**STATED TASK**
Read the records below. Copy each line where the string "απαντώ" occurs.

**EXERCISE DATA**
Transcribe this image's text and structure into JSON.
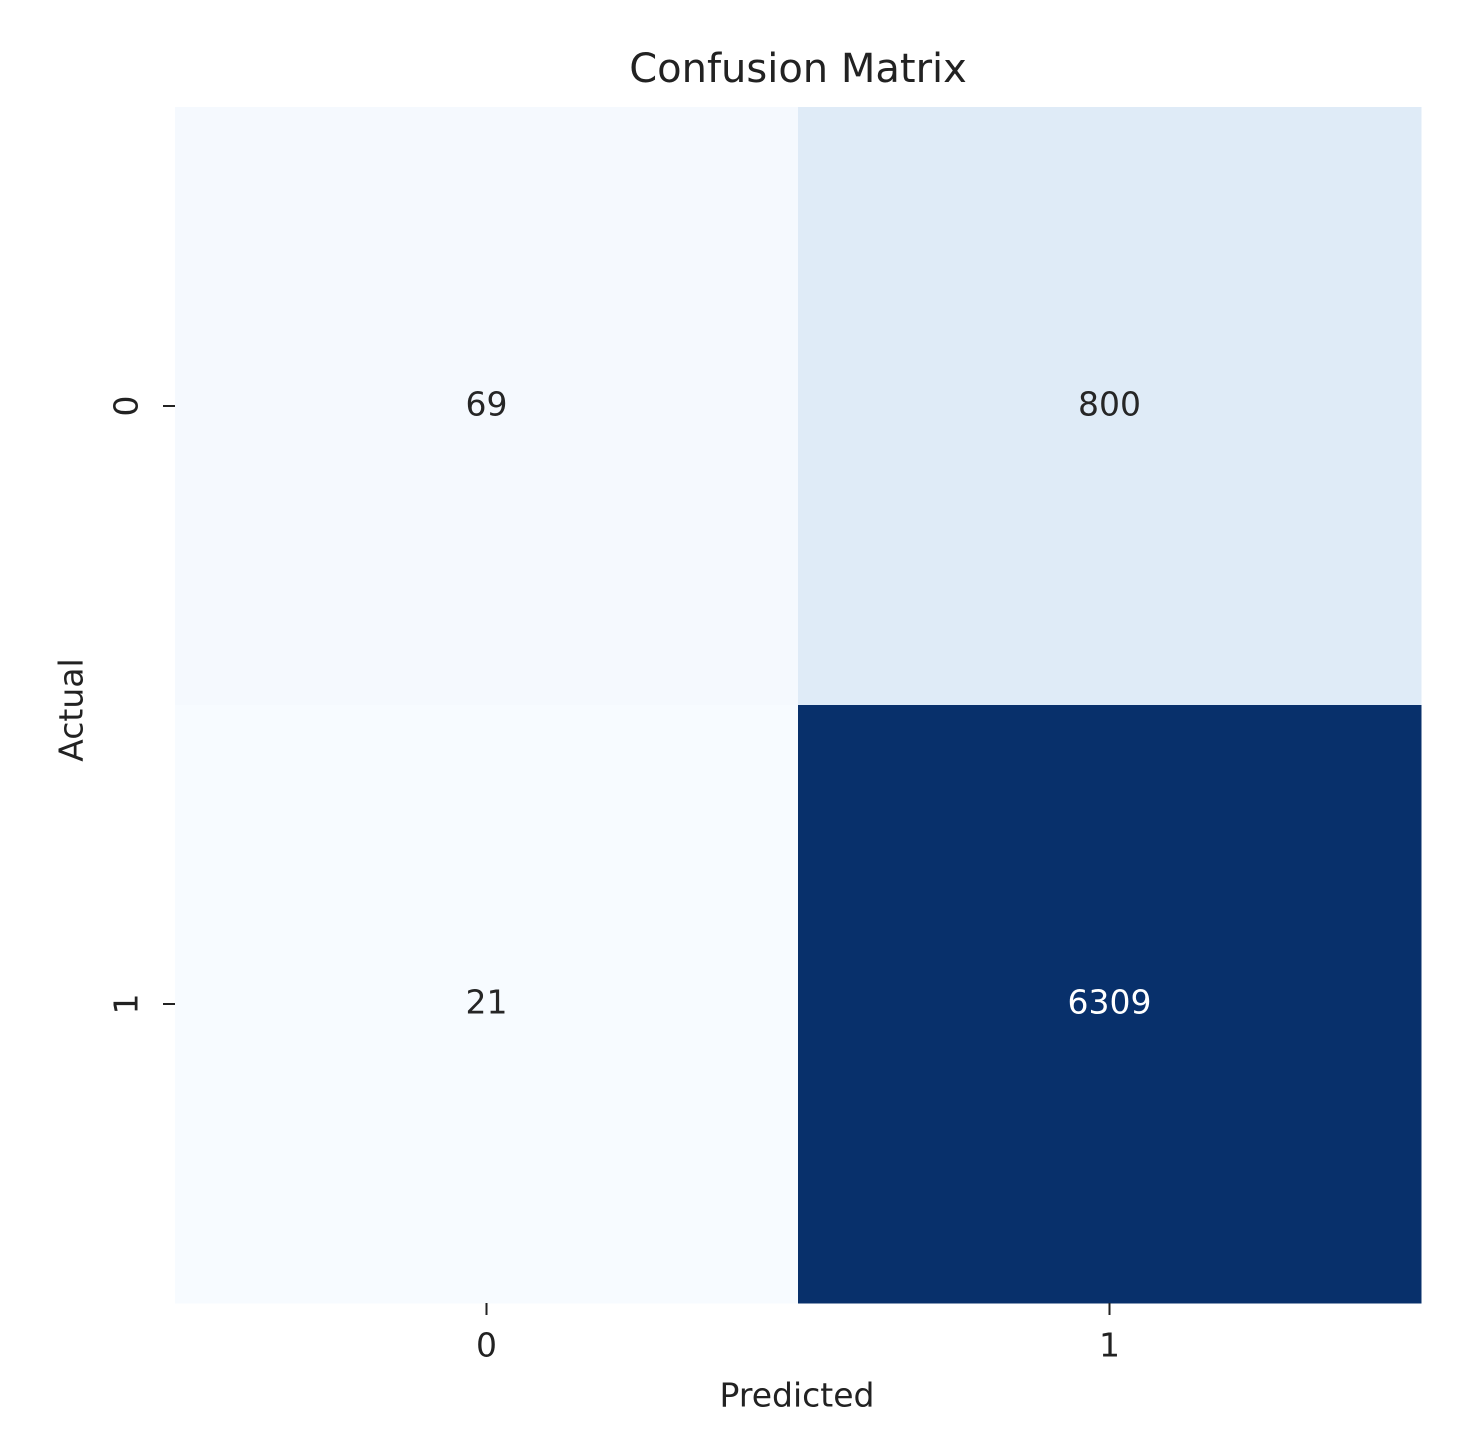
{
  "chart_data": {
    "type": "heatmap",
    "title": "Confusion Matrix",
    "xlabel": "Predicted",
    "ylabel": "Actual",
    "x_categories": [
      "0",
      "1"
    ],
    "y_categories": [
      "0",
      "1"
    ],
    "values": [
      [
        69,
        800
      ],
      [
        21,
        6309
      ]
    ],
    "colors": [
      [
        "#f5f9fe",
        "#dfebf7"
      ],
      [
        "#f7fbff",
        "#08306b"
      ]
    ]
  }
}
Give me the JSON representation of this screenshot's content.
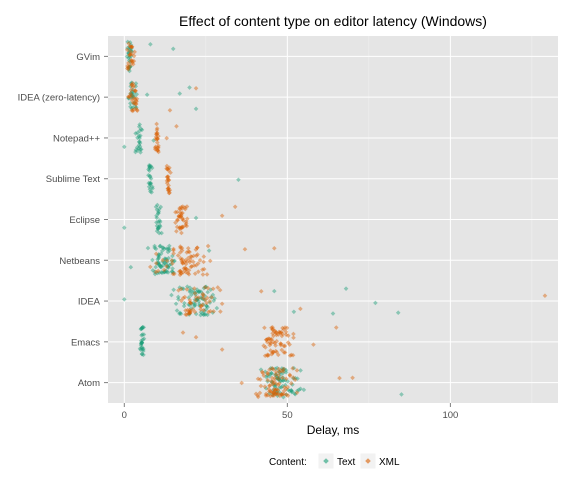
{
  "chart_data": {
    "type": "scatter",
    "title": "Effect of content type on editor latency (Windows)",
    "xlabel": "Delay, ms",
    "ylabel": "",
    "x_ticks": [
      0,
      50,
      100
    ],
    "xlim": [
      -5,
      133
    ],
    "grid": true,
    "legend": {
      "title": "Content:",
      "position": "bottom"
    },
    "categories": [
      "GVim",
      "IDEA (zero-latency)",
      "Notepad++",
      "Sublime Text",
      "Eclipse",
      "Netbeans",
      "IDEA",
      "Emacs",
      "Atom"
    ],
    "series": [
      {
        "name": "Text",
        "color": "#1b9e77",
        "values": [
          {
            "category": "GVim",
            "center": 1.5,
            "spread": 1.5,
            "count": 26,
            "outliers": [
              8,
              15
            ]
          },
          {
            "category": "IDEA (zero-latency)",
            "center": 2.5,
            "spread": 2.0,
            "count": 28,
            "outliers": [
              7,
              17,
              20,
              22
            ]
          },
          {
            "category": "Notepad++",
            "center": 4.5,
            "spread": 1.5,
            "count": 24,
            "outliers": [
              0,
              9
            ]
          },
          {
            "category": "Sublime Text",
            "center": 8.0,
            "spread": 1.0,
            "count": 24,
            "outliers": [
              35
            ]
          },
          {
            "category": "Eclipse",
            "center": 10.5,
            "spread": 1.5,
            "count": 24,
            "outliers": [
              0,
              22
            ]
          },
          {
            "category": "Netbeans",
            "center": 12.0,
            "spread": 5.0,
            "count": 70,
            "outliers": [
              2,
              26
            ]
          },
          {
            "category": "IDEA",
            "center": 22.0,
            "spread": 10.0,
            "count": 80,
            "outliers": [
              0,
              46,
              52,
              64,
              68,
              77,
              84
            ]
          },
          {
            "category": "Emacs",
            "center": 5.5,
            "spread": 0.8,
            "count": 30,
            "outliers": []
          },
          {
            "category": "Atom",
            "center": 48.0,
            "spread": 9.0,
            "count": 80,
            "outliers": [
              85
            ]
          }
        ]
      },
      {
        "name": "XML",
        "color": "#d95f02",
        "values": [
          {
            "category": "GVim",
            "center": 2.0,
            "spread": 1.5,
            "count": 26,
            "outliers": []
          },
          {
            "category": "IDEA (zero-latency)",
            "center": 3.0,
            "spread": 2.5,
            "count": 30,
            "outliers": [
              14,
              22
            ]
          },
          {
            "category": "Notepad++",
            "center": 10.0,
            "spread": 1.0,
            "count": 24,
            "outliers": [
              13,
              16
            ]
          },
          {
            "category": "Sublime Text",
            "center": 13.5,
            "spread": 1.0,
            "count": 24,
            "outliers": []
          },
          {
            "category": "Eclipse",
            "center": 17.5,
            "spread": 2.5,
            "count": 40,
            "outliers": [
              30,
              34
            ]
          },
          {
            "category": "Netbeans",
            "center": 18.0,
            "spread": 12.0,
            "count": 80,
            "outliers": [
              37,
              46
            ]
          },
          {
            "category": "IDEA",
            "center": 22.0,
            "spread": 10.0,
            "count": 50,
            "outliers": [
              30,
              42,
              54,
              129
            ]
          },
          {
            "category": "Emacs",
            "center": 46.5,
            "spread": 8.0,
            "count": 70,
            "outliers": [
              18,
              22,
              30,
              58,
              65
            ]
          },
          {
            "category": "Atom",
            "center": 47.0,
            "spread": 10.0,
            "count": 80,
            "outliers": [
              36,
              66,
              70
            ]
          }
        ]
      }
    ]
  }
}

* * *

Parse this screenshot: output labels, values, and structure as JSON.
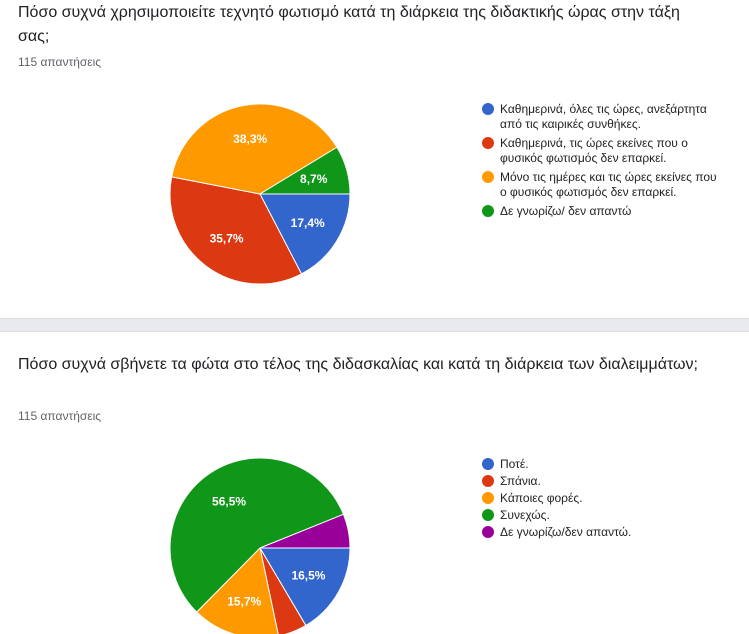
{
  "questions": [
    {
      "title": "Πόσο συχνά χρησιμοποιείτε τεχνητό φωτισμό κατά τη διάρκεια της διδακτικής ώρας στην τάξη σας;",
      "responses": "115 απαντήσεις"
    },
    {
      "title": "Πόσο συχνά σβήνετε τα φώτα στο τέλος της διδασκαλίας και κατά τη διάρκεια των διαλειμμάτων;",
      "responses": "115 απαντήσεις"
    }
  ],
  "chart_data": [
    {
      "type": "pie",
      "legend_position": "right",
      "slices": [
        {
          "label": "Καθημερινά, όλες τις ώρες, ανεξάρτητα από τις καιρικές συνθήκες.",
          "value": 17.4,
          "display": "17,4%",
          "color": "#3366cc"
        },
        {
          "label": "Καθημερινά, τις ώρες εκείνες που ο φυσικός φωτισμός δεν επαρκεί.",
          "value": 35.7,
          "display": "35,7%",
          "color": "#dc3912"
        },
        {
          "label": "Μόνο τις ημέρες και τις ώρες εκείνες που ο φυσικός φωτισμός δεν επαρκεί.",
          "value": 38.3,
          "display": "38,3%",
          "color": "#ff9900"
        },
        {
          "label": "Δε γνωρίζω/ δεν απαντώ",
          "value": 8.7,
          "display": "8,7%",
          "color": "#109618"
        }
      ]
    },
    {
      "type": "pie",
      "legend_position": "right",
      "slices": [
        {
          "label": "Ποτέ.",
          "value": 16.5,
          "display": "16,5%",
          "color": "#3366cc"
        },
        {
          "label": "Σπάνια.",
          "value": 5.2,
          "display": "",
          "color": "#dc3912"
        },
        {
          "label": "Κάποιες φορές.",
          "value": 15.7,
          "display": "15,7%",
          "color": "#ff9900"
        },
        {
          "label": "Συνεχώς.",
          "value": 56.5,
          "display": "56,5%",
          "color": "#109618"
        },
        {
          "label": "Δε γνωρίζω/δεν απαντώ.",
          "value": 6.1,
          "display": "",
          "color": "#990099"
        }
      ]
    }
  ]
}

**TASK RESPONSE**
          "label": "Δε γνωρίζω/ δεν απαντώ",
          "label": "Δε γνωρίζω/δεν απαντώ.",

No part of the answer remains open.